# Direction:
Give the records back in full, exactly as they read.

# Records for the exercise:
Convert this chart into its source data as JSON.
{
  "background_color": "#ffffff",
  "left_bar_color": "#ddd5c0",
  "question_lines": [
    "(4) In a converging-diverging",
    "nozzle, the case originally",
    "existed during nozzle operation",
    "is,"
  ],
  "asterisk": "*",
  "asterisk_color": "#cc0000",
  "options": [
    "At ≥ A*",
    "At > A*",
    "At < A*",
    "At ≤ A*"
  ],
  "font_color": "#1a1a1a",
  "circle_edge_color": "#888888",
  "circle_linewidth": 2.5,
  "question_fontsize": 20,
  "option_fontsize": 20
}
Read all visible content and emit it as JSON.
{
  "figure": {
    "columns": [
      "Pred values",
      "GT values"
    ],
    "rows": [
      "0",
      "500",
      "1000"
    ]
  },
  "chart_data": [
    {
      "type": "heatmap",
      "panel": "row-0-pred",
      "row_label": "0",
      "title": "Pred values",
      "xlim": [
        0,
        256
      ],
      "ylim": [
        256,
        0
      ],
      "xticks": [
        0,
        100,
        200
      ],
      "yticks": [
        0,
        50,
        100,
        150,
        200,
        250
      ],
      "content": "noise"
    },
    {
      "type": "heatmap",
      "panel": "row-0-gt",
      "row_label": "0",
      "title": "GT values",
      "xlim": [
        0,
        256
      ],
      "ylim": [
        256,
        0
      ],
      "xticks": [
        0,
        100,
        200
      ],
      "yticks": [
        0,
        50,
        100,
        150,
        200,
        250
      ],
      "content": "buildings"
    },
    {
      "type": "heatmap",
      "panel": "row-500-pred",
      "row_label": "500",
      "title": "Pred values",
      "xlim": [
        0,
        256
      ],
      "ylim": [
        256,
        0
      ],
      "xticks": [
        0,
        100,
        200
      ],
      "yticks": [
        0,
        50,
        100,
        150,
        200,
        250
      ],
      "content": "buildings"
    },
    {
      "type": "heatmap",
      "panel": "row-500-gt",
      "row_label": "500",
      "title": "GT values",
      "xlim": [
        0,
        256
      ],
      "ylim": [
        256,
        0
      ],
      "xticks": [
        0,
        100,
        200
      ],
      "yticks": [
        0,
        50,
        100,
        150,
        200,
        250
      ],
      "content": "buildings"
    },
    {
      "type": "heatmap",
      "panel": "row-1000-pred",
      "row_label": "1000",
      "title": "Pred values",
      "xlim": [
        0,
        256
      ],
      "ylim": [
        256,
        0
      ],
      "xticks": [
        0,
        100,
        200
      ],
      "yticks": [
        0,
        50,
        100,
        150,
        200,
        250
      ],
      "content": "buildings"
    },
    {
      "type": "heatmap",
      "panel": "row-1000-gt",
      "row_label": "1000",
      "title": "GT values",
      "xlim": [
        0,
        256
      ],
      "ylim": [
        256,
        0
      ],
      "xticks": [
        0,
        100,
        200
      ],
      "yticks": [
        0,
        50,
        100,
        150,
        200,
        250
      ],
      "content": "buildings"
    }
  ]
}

# Solution for this problem:
Convert this chart into its source data as JSON.
{
  "background_color": "#ffffff",
  "left_bar_color": "#ddd5c0",
  "question_lines": [
    "(4) In a converging-diverging",
    "nozzle, the case originally",
    "existed during nozzle operation",
    "is,"
  ],
  "asterisk": "*",
  "asterisk_color": "#cc0000",
  "options": [
    "At ≥ A*",
    "At > A*",
    "At < A*",
    "At ≤ A*"
  ],
  "font_color": "#1a1a1a",
  "circle_edge_color": "#888888",
  "circle_linewidth": 2.5,
  "question_fontsize": 20,
  "option_fontsize": 20
}
Read all visible content and emit it as JSON.
{
  "figure": {
    "columns": [
      "Pred values",
      "GT values"
    ],
    "rows": [
      "0",
      "500",
      "1000"
    ]
  },
  "chart_data": [
    {
      "type": "heatmap",
      "panel": "row-0-pred",
      "row_label": "0",
      "title": "Pred values",
      "xlim": [
        0,
        256
      ],
      "ylim": [
        256,
        0
      ],
      "xticks": [
        0,
        100,
        200
      ],
      "yticks": [
        0,
        50,
        100,
        150,
        200,
        250
      ],
      "content": "noise"
    },
    {
      "type": "heatmap",
      "panel": "row-0-gt",
      "row_label": "0",
      "title": "GT values",
      "xlim": [
        0,
        256
      ],
      "ylim": [
        256,
        0
      ],
      "xticks": [
        0,
        100,
        200
      ],
      "yticks": [
        0,
        50,
        100,
        150,
        200,
        250
      ],
      "content": "buildings"
    },
    {
      "type": "heatmap",
      "panel": "row-500-pred",
      "row_label": "500",
      "title": "Pred values",
      "xlim": [
        0,
        256
      ],
      "ylim": [
        256,
        0
      ],
      "xticks": [
        0,
        100,
        200
      ],
      "yticks": [
        0,
        50,
        100,
        150,
        200,
        250
      ],
      "content": "buildings"
    },
    {
      "type": "heatmap",
      "panel": "row-500-gt",
      "row_label": "500",
      "title": "GT values",
      "xlim": [
        0,
        256
      ],
      "ylim": [
        256,
        0
      ],
      "xticks": [
        0,
        100,
        200
      ],
      "yticks": [
        0,
        50,
        100,
        150,
        200,
        250
      ],
      "content": "buildings"
    },
    {
      "type": "heatmap",
      "panel": "row-1000-pred",
      "row_label": "1000",
      "title": "Pred values",
      "xlim": [
        0,
        256
      ],
      "ylim": [
        256,
        0
      ],
      "xticks": [
        0,
        100,
        200
      ],
      "yticks": [
        0,
        50,
        100,
        150,
        200,
        250
      ],
      "content": "buildings"
    },
    {
      "type": "heatmap",
      "panel": "row-1000-gt",
      "row_label": "1000",
      "title": "GT values",
      "xlim": [
        0,
        256
      ],
      "ylim": [
        256,
        0
      ],
      "xticks": [
        0,
        100,
        200
      ],
      "yticks": [
        0,
        50,
        100,
        150,
        200,
        250
      ],
      "content": "buildings"
    }
  ]
}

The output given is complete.